§ **Stated exercise**
Copy every record below exactly as written, but leave out the pictures.

§ **Available records**
★ ★ ★ ★ ★ ★ ★

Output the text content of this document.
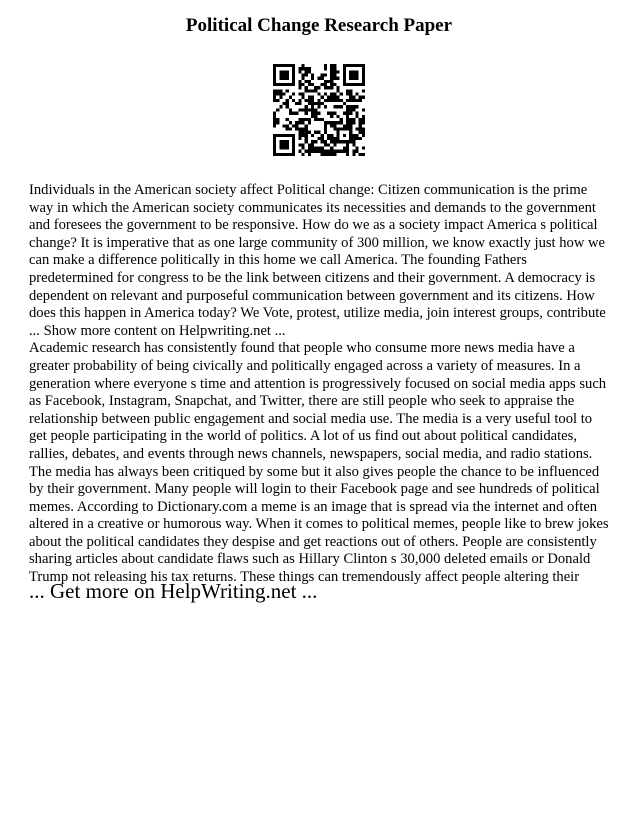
Political Change Research Paper

Individuals in the American society affect Political change: Citizen communication is the prime way in which the American society communicates its necessities and demands to the government and foresees the government to be responsive. How do we as a society impact America s political change? It is imperative that as one large community of 300 million, we know exactly just how we can make a difference politically in this home we call America. The founding Fathers predetermined for congress to be the link between citizens and their government. A democracy is dependent on relevant and purposeful communication between government and its citizens. How does this happen in America today? We Vote, protest, utilize media, join interest groups, contribute ... Show more content on Helpwriting.net ...

Academic research has consistently found that people who consume more news media have a greater probability of being civically and politically engaged across a variety of measures. In a generation where everyone s time and attention is progressively focused on social media apps such as Facebook, Instagram, Snapchat, and Twitter, there are still people who seek to appraise the relationship between public engagement and social media use. The media is a very useful tool to get people participating in the world of politics. A lot of us find out about political candidates, rallies, debates, and events through news channels, newspapers, social media, and radio stations. The media has always been critiqued by some but it also gives people the chance to be influenced by their government. Many people will login to their Facebook page and see hundreds of political memes. According to Dictionary.com a meme is an image that is spread via the internet and often altered in a creative or humorous way. When it comes to political memes, people like to brew jokes about the political candidates they despise and get reactions out of others. People are consistently sharing articles about candidate flaws such as Hillary Clinton s 30,000 deleted emails or Donald Trump not releasing his tax returns. These things can tremendously affect people altering their

... Get more on HelpWriting.net ...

★ ★ ★ ★ ★ ★ ★

§ **Exercise solution**
Output the text content of this document.
Political Change Research Paper

Individuals in the American society affect Political change: Citizen communication is the prime way in which the American society communicates its necessities and demands to the government and foresees the government to be responsive. How do we as a society impact America s political change? It is imperative that as one large community of 300 million, we know exactly just how we can make a difference politically in this home we call America. The founding Fathers predetermined for congress to be the link between citizens and their government. A democracy is dependent on relevant and purposeful communication between government and its citizens. How does this happen in America today? We Vote, protest, utilize media, join interest groups, contribute ... Show more content on Helpwriting.net ...

Academic research has consistently found that people who consume more news media have a greater probability of being civically and politically engaged across a variety of measures. In a generation where everyone s time and attention is progressively focused on social media apps such as Facebook, Instagram, Snapchat, and Twitter, there are still people who seek to appraise the relationship between public engagement and social media use. The media is a very useful tool to get people participating in the world of politics. A lot of us find out about political candidates, rallies, debates, and events through news channels, newspapers, social media, and radio stations. The media has always been critiqued by some but it also gives people the chance to be influenced by their government. Many people will login to their Facebook page and see hundreds of political memes. According to Dictionary.com a meme is an image that is spread via the internet and often altered in a creative or humorous way. When it comes to political memes, people like to brew jokes about the political candidates they despise and get reactions out of others. People are consistently sharing articles about candidate flaws such as Hillary Clinton s 30,000 deleted emails or Donald Trump not releasing his tax returns. These things can tremendously affect people altering their

... Get more on HelpWriting.net ...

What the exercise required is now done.